TASK GOAL :: Output the records exactly as they appear, with no pictures included.

[Excerpt from a dataset]
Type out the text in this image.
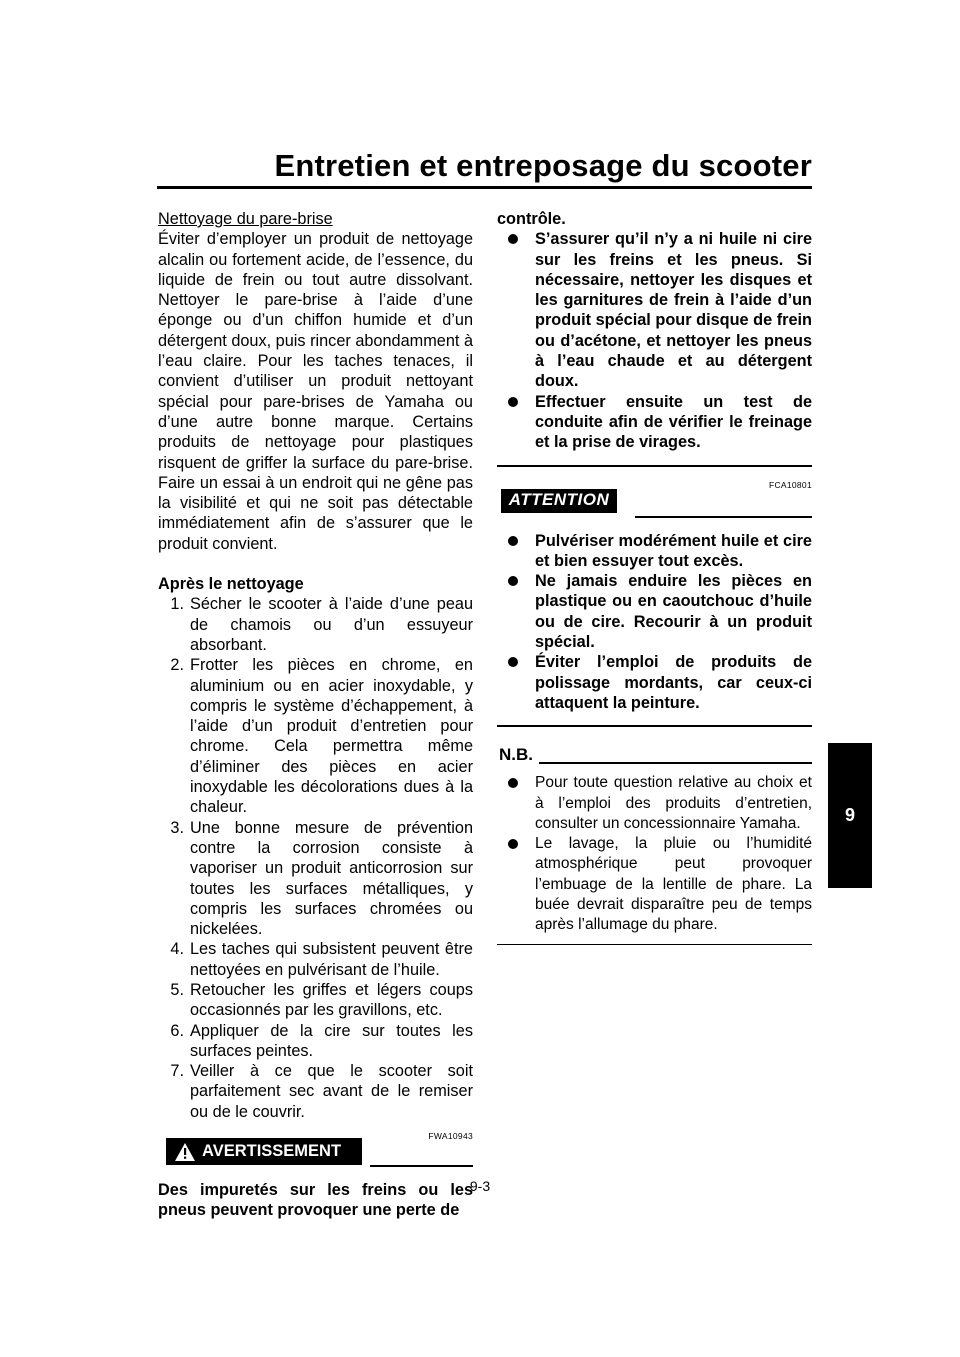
Entretien et entreposage du scooter
9

Nettoyage du pare-brise

Éviter d’employer un produit de nettoyage alcalin ou fortement acide, de l’essence, du liquide de frein ou tout autre dissolvant. Nettoyer le pare-brise à l’aide d’une éponge ou d’un chiffon humide et d’un détergent doux, puis rincer abondamment à l’eau claire. Pour les taches tenaces, il convient d’utiliser un produit nettoyant spécial pour pare-brises de Yamaha ou d’une autre bonne marque. Certains produits de nettoyage pour plastiques risquent de griffer la surface du pare-brise. Faire un essai à un endroit qui ne gêne pas la visibilité et qui ne soit pas détectable immédiatement afin de s’assurer que le produit convient.

Après le nettoyage

1. Sécher le scooter à l’aide d’une peau de chamois ou d’un essuyeur absorbant.
2. Frotter les pièces en chrome, en aluminium ou en acier inoxydable, y compris le système d’échappement, à l’aide d’un produit d’entretien pour chrome. Cela permettra même d’éliminer des pièces en acier inoxydable les décolorations dues à la chaleur.
3. Une bonne mesure de prévention contre la corrosion consiste à vaporiser un produit anticorrosion sur toutes les surfaces métalliques, y compris les surfaces chromées ou nickelées.
4. Les taches qui subsistent peuvent être nettoyées en pulvérisant de l’huile.
5. Retoucher les griffes et légers coups occasionnés par les gravillons, etc.
6. Appliquer de la cire sur toutes les surfaces peintes.
7. Veiller à ce que le scooter soit parfaitement sec avant de le remiser ou de le couvrir.
FWA10943
AVERTISSEMENT

Des impuretés sur les freins ou les pneus peuvent provoquer une perte de

contrôle.

S’assurer qu’il n’y a ni huile ni cire sur les freins et les pneus. Si nécessaire, nettoyer les disques et les garnitures de frein à l’aide d’un produit spécial pour disque de frein ou d’acétone, et nettoyer les pneus à l’eau chaude et au détergent doux.
Effectuer ensuite un test de conduite afin de vérifier le freinage et la prise de virages.
FCA10801
ATTENTION
Pulvériser modérément huile et cire et bien essuyer tout excès.
Ne jamais enduire les pièces en plastique ou en caoutchouc d’huile ou de cire. Recourir à un produit spécial.
Éviter l’emploi de produits de polissage mordants, car ceux-ci attaquent la peinture.
N.B.
Pour toute question relative au choix et à l’emploi des produits d’entretien, consulter un concessionnaire Yamaha.
Le lavage, la pluie ou l’humidité atmosphérique peut provoquer l’embuage de la lentille de phare. La buée devrait disparaître peu de temps après l’allumage du phare.
9-3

WRITTEN RESPONSE ::
Type out the text in this image.
Entretien et entreposage du scooter
9

Nettoyage du pare-brise

Éviter d’employer un produit de nettoyage alcalin ou fortement acide, de l’essence, du liquide de frein ou tout autre dissolvant. Nettoyer le pare-brise à l’aide d’une éponge ou d’un chiffon humide et d’un détergent doux, puis rincer abondamment à l’eau claire. Pour les taches tenaces, il convient d’utiliser un produit nettoyant spécial pour pare-brises de Yamaha ou d’une autre bonne marque. Certains produits de nettoyage pour plastiques risquent de griffer la surface du pare-brise. Faire un essai à un endroit qui ne gêne pas la visibilité et qui ne soit pas détectable immédiatement afin de s’assurer que le produit convient.

Après le nettoyage

1. Sécher le scooter à l’aide d’une peau de chamois ou d’un essuyeur absorbant.
2. Frotter les pièces en chrome, en aluminium ou en acier inoxydable, y compris le système d’échappement, à l’aide d’un produit d’entretien pour chrome. Cela permettra même d’éliminer des pièces en acier inoxydable les décolorations dues à la chaleur.
3. Une bonne mesure de prévention contre la corrosion consiste à vaporiser un produit anticorrosion sur toutes les surfaces métalliques, y compris les surfaces chromées ou nickelées.
4. Les taches qui subsistent peuvent être nettoyées en pulvérisant de l’huile.
5. Retoucher les griffes et légers coups occasionnés par les gravillons, etc.
6. Appliquer de la cire sur toutes les surfaces peintes.
7. Veiller à ce que le scooter soit parfaitement sec avant de le remiser ou de le couvrir.
FWA10943
AVERTISSEMENT

Des impuretés sur les freins ou les pneus peuvent provoquer une perte de

contrôle.

S’assurer qu’il n’y a ni huile ni cire sur les freins et les pneus. Si nécessaire, nettoyer les disques et les garnitures de frein à l’aide d’un produit spécial pour disque de frein ou d’acétone, et nettoyer les pneus à l’eau chaude et au détergent doux.
Effectuer ensuite un test de conduite afin de vérifier le freinage et la prise de virages.
FCA10801
ATTENTION
Pulvériser modérément huile et cire et bien essuyer tout excès.
Ne jamais enduire les pièces en plastique ou en caoutchouc d’huile ou de cire. Recourir à un produit spécial.
Éviter l’emploi de produits de polissage mordants, car ceux-ci attaquent la peinture.
N.B.
Pour toute question relative au choix et à l’emploi des produits d’entretien, consulter un concessionnaire Yamaha.
Le lavage, la pluie ou l’humidité atmosphérique peut provoquer l’embuage de la lentille de phare. La buée devrait disparaître peu de temps après l’allumage du phare.
9-3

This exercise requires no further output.